## Problem to solve
Give back the whole listing exactly as shown.

[Items from a dataset]
===============

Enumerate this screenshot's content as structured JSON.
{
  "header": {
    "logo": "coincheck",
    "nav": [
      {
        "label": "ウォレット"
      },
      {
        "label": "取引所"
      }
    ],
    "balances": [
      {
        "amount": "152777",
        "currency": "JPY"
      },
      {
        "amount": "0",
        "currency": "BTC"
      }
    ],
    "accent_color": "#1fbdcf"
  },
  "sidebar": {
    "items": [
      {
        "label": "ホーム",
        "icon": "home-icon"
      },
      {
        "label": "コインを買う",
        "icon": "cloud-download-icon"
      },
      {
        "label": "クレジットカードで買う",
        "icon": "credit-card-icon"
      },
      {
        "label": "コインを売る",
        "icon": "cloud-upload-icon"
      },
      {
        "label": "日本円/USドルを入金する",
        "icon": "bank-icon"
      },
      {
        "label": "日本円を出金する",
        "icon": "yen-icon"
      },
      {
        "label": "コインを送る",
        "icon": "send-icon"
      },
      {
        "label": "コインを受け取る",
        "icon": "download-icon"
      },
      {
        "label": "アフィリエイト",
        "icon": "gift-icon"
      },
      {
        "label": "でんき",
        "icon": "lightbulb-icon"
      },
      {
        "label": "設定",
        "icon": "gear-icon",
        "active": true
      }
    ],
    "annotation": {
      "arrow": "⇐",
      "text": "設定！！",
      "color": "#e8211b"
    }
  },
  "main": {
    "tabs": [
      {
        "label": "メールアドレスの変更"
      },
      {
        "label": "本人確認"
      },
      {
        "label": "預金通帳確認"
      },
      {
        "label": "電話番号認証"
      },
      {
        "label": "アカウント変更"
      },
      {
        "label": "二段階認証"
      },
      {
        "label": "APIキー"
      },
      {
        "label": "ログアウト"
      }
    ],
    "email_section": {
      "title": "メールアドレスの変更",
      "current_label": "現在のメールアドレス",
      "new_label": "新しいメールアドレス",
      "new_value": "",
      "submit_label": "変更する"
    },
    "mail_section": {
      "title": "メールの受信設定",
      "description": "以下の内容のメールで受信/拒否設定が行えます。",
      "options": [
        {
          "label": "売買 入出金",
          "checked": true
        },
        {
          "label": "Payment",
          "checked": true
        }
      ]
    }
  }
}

===============

## The output
Enumerate this screenshot's content as structured JSON.
{
  "header": {
    "logo": "coincheck",
    "nav": [
      {
        "label": "ウォレット"
      },
      {
        "label": "取引所"
      }
    ],
    "balances": [
      {
        "amount": "152777",
        "currency": "JPY"
      },
      {
        "amount": "0",
        "currency": "BTC"
      }
    ],
    "accent_color": "#1fbdcf"
  },
  "sidebar": {
    "items": [
      {
        "label": "ホーム",
        "icon": "home-icon"
      },
      {
        "label": "コインを買う",
        "icon": "cloud-download-icon"
      },
      {
        "label": "クレジットカードで買う",
        "icon": "credit-card-icon"
      },
      {
        "label": "コインを売る",
        "icon": "cloud-upload-icon"
      },
      {
        "label": "日本円/USドルを入金する",
        "icon": "bank-icon"
      },
      {
        "label": "日本円を出金する",
        "icon": "yen-icon"
      },
      {
        "label": "コインを送る",
        "icon": "send-icon"
      },
      {
        "label": "コインを受け取る",
        "icon": "download-icon"
      },
      {
        "label": "アフィリエイト",
        "icon": "gift-icon"
      },
      {
        "label": "でんき",
        "icon": "lightbulb-icon"
      },
      {
        "label": "設定",
        "icon": "gear-icon",
        "active": true
      }
    ],
    "annotation": {
      "arrow": "⇐",
      "text": "設定！！",
      "color": "#e8211b"
    }
  },
  "main": {
    "tabs": [
      {
        "label": "メールアドレスの変更"
      },
      {
        "label": "本人確認"
      },
      {
        "label": "預金通帳確認"
      },
      {
        "label": "電話番号認証"
      },
      {
        "label": "アカウント変更"
      },
      {
        "label": "二段階認証"
      },
      {
        "label": "APIキー"
      },
      {
        "label": "ログアウト"
      }
    ],
    "email_section": {
      "title": "メールアドレスの変更",
      "current_label": "現在のメールアドレス",
      "new_label": "新しいメールアドレス",
      "new_value": "",
      "submit_label": "変更する"
    },
    "mail_section": {
      "title": "メールの受信設定",
      "description": "以下の内容のメールで受信/拒否設定が行えます。",
      "options": [
        {
          "label": "売買 入出金",
          "checked": true
        },
        {
          "label": "Payment",
          "checked": true
        }
      ]
    }
  }
}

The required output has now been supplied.